• _Aim of the task_
Extract the lines that carry the string "Adoptive" from the listing.
# # # #
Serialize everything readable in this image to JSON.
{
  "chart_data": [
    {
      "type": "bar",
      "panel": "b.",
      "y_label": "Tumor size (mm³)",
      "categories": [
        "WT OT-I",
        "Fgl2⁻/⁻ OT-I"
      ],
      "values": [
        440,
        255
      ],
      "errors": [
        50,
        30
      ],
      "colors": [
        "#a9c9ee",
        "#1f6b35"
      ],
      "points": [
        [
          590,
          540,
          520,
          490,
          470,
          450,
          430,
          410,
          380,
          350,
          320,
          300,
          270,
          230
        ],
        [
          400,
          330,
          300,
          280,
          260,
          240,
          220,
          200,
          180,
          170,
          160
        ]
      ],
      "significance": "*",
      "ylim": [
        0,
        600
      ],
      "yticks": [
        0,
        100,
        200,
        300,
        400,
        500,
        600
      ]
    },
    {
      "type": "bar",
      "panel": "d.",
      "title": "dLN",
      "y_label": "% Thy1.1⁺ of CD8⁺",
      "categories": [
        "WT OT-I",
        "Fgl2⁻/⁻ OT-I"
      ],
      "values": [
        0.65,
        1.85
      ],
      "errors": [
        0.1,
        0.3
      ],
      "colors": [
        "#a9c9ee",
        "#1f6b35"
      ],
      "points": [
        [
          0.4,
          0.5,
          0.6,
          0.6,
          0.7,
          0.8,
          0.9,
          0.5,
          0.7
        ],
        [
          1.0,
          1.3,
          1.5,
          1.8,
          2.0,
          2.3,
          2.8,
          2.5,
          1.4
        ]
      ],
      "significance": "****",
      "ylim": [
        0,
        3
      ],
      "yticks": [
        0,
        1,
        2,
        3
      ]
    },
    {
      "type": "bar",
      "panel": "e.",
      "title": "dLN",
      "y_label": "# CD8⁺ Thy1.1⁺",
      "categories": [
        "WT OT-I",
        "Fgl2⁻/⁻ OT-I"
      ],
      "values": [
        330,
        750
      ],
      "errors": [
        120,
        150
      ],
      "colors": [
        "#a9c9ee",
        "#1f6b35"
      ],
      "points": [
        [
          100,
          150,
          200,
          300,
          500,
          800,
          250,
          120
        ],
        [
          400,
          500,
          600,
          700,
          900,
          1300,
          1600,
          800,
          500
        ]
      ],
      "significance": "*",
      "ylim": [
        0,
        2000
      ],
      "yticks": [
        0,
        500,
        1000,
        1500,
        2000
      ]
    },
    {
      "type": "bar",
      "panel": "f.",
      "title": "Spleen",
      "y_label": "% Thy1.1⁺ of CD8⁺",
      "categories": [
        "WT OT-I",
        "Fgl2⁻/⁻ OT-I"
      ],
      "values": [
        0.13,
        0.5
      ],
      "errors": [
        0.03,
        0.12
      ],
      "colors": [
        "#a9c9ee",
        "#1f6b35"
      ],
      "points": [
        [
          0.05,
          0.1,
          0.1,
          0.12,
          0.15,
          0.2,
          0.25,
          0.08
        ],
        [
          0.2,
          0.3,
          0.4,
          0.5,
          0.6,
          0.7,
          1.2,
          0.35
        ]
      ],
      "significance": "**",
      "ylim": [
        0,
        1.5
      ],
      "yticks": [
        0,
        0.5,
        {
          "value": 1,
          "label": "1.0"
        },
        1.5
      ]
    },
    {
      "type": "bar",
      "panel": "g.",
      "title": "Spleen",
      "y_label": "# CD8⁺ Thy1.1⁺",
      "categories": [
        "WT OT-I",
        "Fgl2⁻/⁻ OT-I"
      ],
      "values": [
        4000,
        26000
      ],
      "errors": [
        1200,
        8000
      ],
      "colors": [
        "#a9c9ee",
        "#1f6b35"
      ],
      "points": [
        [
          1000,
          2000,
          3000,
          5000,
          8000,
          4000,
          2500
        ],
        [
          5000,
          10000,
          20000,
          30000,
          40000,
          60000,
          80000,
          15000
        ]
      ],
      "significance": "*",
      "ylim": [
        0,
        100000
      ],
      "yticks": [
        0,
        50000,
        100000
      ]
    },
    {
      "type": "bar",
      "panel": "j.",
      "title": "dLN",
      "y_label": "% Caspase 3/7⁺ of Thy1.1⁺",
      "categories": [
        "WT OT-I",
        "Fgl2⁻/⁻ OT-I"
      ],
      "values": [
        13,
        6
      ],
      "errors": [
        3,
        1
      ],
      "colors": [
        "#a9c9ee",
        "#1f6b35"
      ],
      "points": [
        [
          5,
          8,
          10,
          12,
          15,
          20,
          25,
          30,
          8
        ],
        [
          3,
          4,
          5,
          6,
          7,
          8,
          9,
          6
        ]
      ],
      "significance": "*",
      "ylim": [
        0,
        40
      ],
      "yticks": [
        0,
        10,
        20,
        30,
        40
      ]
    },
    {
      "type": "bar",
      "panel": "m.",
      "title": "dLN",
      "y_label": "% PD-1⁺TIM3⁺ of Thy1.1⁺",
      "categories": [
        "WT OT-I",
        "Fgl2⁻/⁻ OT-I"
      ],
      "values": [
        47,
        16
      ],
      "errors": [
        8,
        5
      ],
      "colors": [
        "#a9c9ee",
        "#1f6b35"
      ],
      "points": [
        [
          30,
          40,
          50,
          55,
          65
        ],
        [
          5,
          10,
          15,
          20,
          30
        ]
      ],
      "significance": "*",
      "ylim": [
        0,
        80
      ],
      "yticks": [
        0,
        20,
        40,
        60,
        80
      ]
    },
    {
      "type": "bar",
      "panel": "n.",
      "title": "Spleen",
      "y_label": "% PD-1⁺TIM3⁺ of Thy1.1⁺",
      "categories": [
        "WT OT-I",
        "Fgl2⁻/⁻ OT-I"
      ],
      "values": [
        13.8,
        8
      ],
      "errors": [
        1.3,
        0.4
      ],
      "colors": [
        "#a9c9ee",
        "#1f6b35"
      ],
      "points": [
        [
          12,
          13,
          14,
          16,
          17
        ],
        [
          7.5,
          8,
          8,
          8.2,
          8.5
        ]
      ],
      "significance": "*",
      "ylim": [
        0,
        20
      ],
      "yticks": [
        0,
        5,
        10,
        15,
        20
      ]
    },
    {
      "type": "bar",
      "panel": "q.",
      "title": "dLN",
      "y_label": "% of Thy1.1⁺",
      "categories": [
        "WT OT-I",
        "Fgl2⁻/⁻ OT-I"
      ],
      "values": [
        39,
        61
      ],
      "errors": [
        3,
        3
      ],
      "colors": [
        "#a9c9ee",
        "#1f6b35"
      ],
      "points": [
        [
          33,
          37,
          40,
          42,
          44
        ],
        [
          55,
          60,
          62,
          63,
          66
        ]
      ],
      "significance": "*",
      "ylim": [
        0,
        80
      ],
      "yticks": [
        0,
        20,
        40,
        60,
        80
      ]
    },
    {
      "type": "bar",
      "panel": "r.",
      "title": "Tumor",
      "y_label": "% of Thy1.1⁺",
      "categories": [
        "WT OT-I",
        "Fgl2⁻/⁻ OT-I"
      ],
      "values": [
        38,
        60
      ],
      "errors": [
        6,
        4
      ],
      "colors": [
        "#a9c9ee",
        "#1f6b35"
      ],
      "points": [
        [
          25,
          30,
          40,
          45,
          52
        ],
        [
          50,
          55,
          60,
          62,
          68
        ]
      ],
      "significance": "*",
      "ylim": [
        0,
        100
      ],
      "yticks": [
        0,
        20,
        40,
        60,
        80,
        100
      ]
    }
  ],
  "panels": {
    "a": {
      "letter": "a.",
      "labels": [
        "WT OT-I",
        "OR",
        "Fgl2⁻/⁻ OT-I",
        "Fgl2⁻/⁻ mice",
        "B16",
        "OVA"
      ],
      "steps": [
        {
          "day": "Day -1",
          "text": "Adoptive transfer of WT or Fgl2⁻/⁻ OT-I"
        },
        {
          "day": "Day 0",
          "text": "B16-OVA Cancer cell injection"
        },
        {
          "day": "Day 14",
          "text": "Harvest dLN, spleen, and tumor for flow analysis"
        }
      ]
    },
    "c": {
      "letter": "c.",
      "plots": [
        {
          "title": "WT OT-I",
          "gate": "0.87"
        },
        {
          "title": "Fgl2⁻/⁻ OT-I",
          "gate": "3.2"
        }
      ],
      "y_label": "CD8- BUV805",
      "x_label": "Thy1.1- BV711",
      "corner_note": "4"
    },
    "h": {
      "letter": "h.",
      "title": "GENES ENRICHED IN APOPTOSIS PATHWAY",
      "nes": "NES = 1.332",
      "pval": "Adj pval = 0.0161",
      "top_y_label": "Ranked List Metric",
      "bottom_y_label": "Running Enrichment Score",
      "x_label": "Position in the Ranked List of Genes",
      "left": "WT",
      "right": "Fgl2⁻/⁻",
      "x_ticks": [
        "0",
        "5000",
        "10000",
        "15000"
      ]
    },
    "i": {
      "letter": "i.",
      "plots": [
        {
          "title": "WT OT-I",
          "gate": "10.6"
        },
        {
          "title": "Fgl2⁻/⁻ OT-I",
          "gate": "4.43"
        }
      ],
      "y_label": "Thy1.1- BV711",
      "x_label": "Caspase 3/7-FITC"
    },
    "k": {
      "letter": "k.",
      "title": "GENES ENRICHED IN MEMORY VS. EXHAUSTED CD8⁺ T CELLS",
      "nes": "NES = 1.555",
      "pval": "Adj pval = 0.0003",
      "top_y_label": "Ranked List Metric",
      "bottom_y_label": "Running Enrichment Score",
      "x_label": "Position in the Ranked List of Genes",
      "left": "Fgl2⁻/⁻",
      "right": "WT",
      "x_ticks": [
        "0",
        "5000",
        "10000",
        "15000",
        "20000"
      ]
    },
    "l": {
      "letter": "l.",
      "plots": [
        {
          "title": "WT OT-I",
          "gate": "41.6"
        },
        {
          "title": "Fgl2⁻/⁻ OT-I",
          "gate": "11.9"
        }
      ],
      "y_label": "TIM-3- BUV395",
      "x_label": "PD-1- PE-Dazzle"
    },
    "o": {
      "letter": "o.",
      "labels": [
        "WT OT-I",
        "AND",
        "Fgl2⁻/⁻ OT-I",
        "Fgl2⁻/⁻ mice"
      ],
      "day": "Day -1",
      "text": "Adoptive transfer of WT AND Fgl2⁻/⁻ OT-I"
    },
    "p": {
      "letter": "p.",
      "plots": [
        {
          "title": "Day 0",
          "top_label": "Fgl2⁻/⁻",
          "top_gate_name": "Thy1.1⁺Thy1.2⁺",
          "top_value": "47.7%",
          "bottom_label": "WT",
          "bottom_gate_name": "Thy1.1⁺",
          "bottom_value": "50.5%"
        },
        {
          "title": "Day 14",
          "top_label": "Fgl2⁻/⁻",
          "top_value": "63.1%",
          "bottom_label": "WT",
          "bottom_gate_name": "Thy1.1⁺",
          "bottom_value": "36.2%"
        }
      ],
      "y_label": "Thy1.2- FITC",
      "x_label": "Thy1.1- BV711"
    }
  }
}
# # # #
• _Reply_
          "text": "Adoptive transfer of WT or Fgl2⁻/⁻ OT-I"
      "text": "Adoptive transfer of WT AND Fgl2⁻/⁻ OT-I"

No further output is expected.